WHAT NEEDS TO BE DONE -> Work through the data below line by line and say how many lines hold "title"; give only the number.

Collected data entries
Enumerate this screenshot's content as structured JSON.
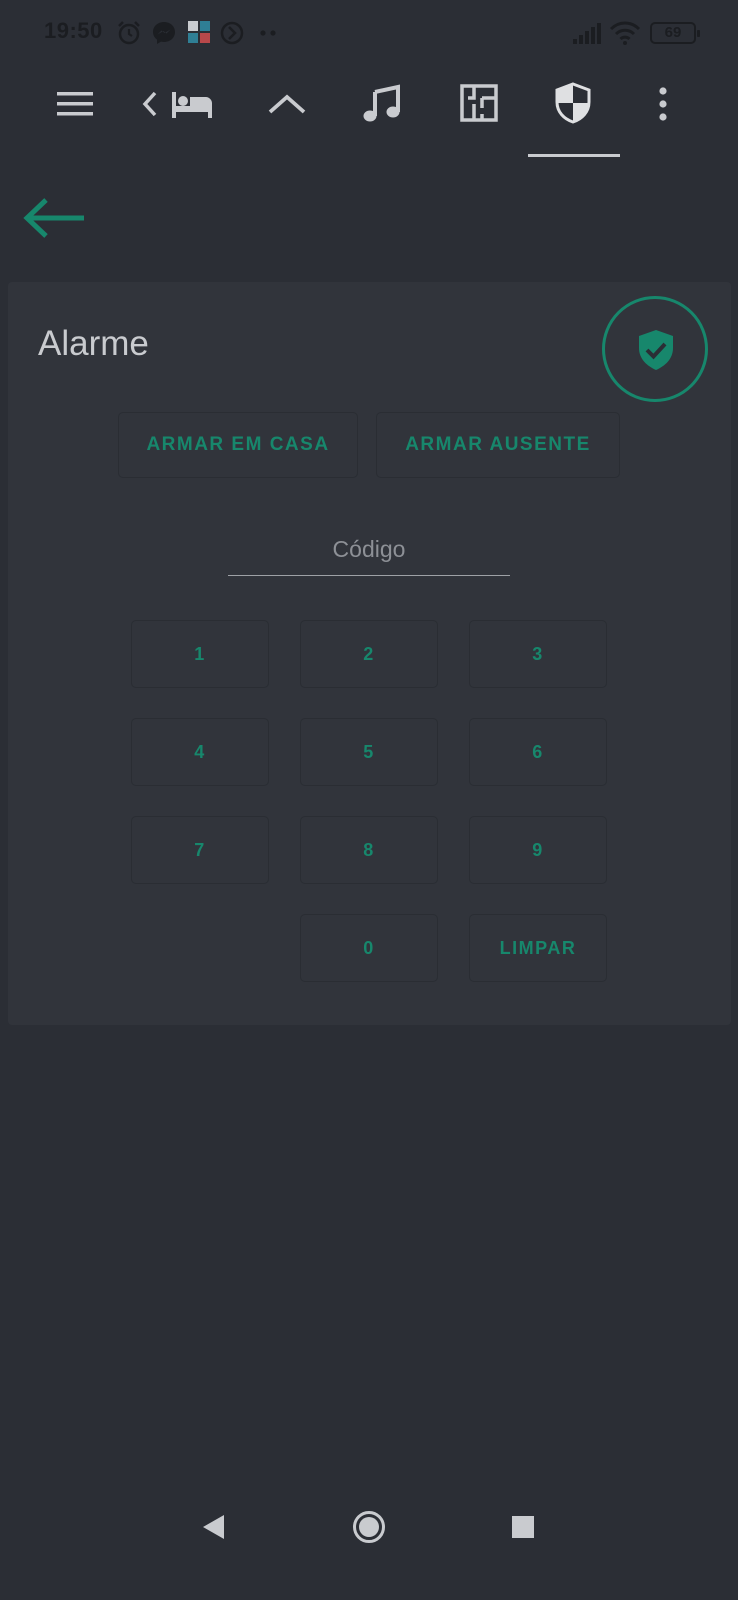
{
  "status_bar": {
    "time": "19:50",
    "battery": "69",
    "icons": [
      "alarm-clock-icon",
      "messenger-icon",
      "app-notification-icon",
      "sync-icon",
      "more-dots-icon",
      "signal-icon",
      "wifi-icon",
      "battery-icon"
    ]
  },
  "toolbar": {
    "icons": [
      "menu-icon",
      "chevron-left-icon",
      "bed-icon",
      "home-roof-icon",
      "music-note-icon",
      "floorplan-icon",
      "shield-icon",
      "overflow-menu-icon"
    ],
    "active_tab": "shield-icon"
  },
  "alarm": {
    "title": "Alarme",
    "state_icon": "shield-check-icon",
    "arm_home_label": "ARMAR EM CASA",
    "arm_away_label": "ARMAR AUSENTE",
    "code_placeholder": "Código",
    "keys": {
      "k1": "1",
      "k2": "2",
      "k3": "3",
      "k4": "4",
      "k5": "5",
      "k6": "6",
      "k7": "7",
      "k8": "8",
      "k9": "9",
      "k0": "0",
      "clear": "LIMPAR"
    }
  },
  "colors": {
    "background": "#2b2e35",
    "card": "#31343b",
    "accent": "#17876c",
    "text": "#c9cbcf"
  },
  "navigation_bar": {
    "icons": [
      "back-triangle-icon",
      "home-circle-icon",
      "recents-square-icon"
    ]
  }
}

* * *

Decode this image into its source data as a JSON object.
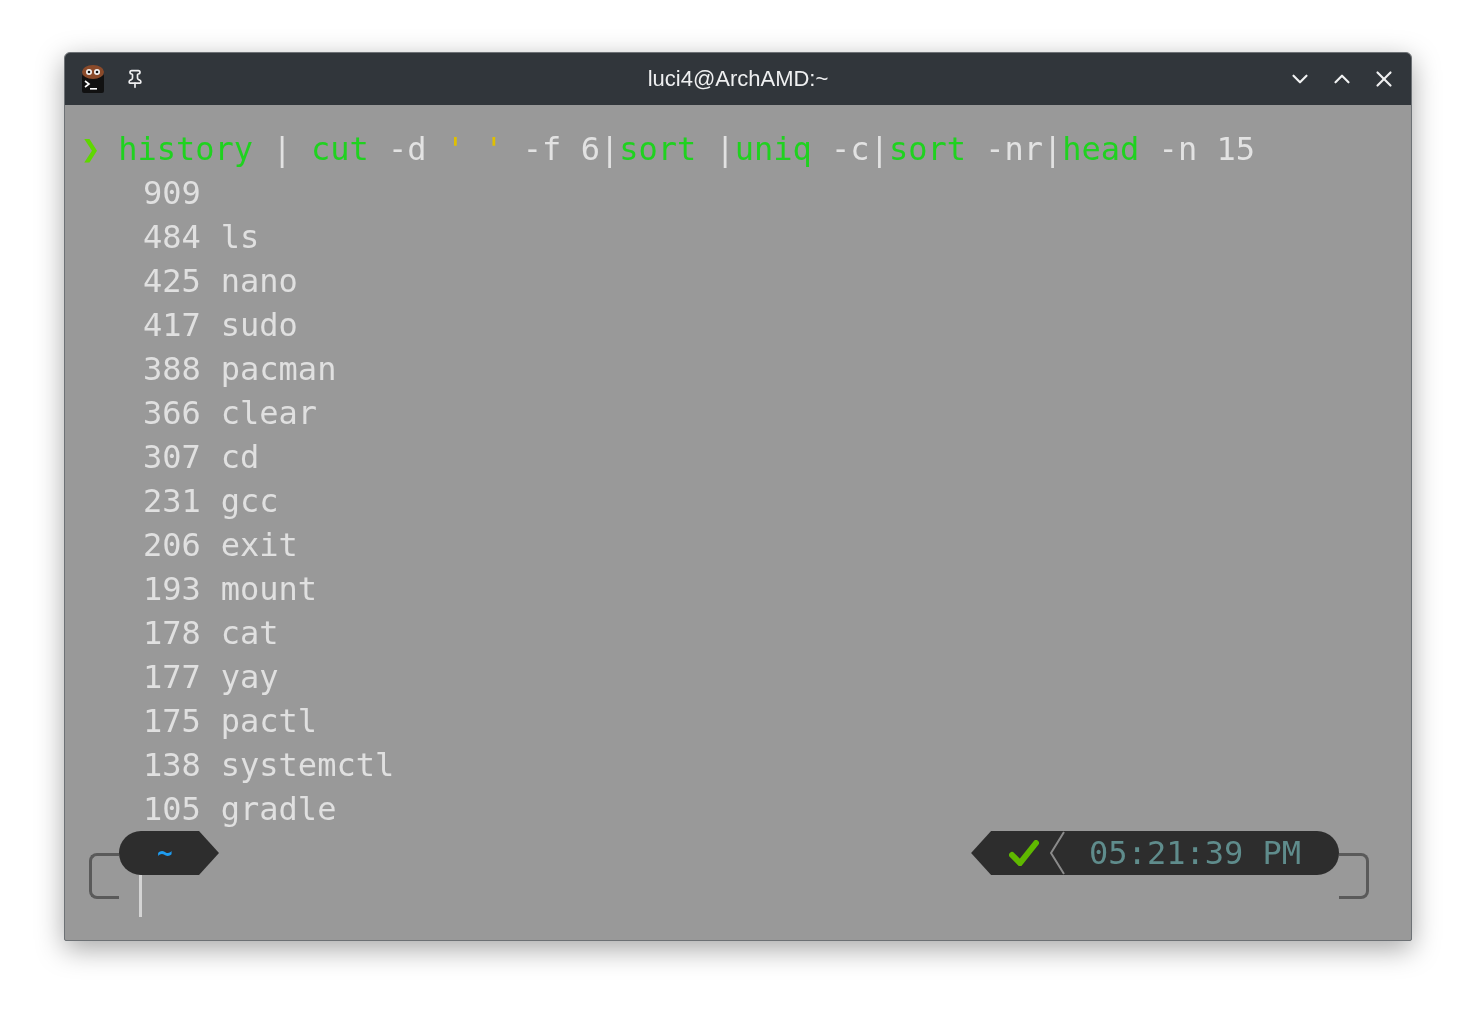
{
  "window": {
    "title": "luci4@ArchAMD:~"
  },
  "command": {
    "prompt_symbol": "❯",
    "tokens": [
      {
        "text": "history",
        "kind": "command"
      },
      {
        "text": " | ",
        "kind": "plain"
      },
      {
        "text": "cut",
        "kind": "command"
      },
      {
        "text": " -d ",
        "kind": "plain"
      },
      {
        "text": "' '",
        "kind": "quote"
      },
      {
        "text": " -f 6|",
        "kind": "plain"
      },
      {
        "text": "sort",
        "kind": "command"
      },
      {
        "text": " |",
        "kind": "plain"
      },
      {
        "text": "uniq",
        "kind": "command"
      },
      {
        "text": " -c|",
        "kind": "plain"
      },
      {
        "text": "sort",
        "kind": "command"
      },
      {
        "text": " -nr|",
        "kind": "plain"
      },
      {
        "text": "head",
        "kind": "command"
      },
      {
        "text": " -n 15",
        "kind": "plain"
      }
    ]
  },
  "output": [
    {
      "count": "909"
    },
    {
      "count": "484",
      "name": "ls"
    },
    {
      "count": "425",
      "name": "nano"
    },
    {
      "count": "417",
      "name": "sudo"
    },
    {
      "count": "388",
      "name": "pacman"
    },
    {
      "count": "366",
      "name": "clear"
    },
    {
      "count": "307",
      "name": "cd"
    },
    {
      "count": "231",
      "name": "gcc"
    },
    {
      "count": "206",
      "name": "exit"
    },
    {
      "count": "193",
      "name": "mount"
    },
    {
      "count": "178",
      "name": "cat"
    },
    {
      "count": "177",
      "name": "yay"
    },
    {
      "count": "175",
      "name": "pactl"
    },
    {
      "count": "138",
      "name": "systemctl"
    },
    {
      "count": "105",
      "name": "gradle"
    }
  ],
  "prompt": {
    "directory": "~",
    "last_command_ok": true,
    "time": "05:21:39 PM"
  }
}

==

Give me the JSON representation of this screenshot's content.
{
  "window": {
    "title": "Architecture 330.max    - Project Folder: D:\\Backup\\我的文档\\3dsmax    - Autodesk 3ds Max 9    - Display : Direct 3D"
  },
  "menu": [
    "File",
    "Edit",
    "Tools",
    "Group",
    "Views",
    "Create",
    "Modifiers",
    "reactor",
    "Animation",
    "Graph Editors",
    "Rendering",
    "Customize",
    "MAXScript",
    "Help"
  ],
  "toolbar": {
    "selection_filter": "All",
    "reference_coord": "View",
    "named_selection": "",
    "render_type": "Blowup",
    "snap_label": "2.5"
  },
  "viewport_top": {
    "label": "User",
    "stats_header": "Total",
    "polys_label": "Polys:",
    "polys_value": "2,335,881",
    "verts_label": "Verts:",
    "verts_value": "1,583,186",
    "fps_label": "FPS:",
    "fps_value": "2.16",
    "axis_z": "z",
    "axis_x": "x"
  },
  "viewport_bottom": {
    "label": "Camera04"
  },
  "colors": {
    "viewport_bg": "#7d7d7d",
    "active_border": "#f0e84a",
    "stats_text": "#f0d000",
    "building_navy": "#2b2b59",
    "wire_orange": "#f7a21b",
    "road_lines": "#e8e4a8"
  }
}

COMPLETED TASK -> 3